- **Records for this task**
— Start —

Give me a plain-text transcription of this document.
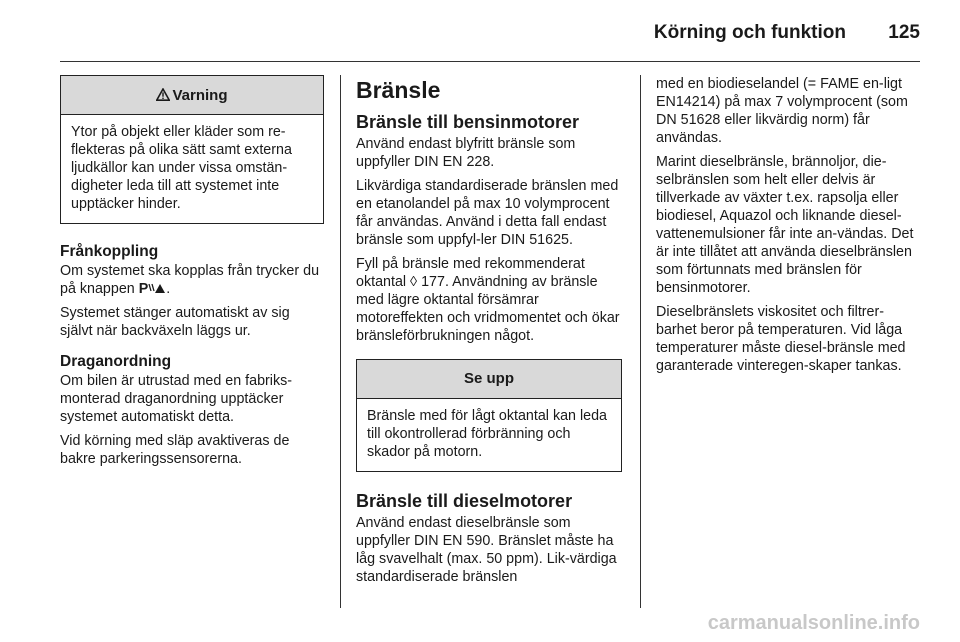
Körning och funktion 125
Varning
Ytor på objekt eller kläder som re-flekteras på olika sätt samt externa ljudkällor kan under vissa omstän-digheter leda till att systemet inte upptäcker hinder.
Frånkoppling

Om systemet ska kopplas från trycker du på knappen P .

Systemet stänger automatiskt av sig självt när backväxeln läggs ur.

Draganordning

Om bilen är utrustad med en fabriks-monterad draganordning upptäcker systemet automatiskt detta.

Vid körning med släp avaktiveras de bakre parkeringssensorerna.

Bränsle
Bränsle till bensinmotorer

Använd endast blyfritt bränsle som uppfyller DIN EN 228.

Likvärdiga standardiserade bränslen med en etanolandel på max 10 volymprocent får användas. Använd i detta fall endast bränsle som uppfyl-ler DIN 51625.

Fyll på bränsle med rekommenderat oktantal ◊ 177. Användning av bränsle med lägre oktantal försämrar motoreffekten och vridmomentet och ökar bränsleförbrukningen något.

Se upp
Bränsle med för lågt oktantal kan leda till okontrollerad förbränning och skador på motorn.
Bränsle till dieselmotorer

Använd endast dieselbränsle som uppfyller DIN EN 590. Bränslet måste ha låg svavelhalt (max. 50 ppm). Lik-värdiga standardiserade bränslen

med en biodieselandel (= FAME en-ligt EN14214) på max 7 volymprocent (som DN 51628 eller likvärdig norm) får användas.

Marint dieselbränsle, brännoljor, die-selbränslen som helt eller delvis är tillverkade av växter t.ex. rapsolja eller biodiesel, Aquazol och liknande diesel-vattenemulsioner får inte an-vändas. Det är inte tillåtet att använda dieselbränslen som förtunnats med bränslen för bensinmotorer.

Dieselbränslets viskositet och filtrer-barhet beror på temperaturen. Vid låga temperaturer måste diesel-bränsle med garanterade vinteregen-skaper tankas.

carmanualsonline.info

— End —

- **Exercise details**
Gather all the lines that include the word "volymprocent" and copy them out.

- **Solution to the exercise**
Likvärdiga standardiserade bränslen med en etanolandel på max 10 volymprocent får användas. Använd i detta fall endast bränsle som uppfyl-ler DIN 51625.
med en biodieselandel (= FAME en-ligt EN14214) på max 7 volymprocent (som DN 51628 eller likvärdig norm) får användas.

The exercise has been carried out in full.